Record list
====

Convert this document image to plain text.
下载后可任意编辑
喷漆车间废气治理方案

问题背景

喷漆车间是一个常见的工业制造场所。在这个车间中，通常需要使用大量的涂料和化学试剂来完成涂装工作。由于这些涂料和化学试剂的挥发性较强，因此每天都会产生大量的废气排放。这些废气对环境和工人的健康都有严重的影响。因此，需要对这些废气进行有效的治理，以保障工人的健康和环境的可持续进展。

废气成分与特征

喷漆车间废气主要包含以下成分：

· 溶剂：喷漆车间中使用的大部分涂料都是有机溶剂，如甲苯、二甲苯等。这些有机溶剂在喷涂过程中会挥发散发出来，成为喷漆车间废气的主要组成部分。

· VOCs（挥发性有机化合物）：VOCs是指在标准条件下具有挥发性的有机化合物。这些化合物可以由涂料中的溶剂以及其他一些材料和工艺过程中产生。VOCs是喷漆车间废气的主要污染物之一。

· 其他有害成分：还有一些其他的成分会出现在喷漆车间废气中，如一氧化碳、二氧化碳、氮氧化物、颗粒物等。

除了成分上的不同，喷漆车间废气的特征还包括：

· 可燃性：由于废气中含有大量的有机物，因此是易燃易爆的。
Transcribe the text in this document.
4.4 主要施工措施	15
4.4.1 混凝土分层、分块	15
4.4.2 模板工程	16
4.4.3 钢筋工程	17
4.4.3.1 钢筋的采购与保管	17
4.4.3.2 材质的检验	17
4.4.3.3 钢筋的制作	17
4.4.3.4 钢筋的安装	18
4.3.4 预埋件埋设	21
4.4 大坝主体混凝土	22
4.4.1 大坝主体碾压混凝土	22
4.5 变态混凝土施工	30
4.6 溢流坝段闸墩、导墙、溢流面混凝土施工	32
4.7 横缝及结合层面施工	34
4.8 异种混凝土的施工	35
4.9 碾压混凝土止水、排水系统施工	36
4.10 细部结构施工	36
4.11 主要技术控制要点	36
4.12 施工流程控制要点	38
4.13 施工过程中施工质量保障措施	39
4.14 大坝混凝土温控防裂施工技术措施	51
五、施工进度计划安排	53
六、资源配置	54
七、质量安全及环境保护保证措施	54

====

Task instructions
Your task is to extract all of the records exactly.

Exercise solution
Convert this document image to plain text.
下载后可任意编辑
喷漆车间废气治理方案

问题背景

喷漆车间是一个常见的工业制造场所。在这个车间中，通常需要使用大量的涂料和化学试剂来完成涂装工作。由于这些涂料和化学试剂的挥发性较强，因此每天都会产生大量的废气排放。这些废气对环境和工人的健康都有严重的影响。因此，需要对这些废气进行有效的治理，以保障工人的健康和环境的可持续进展。

废气成分与特征

喷漆车间废气主要包含以下成分：

· 溶剂：喷漆车间中使用的大部分涂料都是有机溶剂，如甲苯、二甲苯等。这些有机溶剂在喷涂过程中会挥发散发出来，成为喷漆车间废气的主要组成部分。

· VOCs（挥发性有机化合物）：VOCs是指在标准条件下具有挥发性的有机化合物。这些化合物可以由涂料中的溶剂以及其他一些材料和工艺过程中产生。VOCs是喷漆车间废气的主要污染物之一。

· 其他有害成分：还有一些其他的成分会出现在喷漆车间废气中，如一氧化碳、二氧化碳、氮氧化物、颗粒物等。

除了成分上的不同，喷漆车间废气的特征还包括：

· 可燃性：由于废气中含有大量的有机物，因此是易燃易爆的。
Transcribe the text in this document.
4.4 主要施工措施	15
4.4.1 混凝土分层、分块	15
4.4.2 模板工程	16
4.4.3 钢筋工程	17
4.4.3.1 钢筋的采购与保管	17
4.4.3.2 材质的检验	17
4.4.3.3 钢筋的制作	17
4.4.3.4 钢筋的安装	18
4.3.4 预埋件埋设	21
4.4 大坝主体混凝土	22
4.4.1 大坝主体碾压混凝土	22
4.5 变态混凝土施工	30
4.6 溢流坝段闸墩、导墙、溢流面混凝土施工	32
4.7 横缝及结合层面施工	34
4.8 异种混凝土的施工	35
4.9 碾压混凝土止水、排水系统施工	36
4.10 细部结构施工	36
4.11 主要技术控制要点	36
4.12 施工流程控制要点	38
4.13 施工过程中施工质量保障措施	39
4.14 大坝混凝土温控防裂施工技术措施	51
五、施工进度计划安排	53
六、资源配置	54
七、质量安全及环境保护保证措施	54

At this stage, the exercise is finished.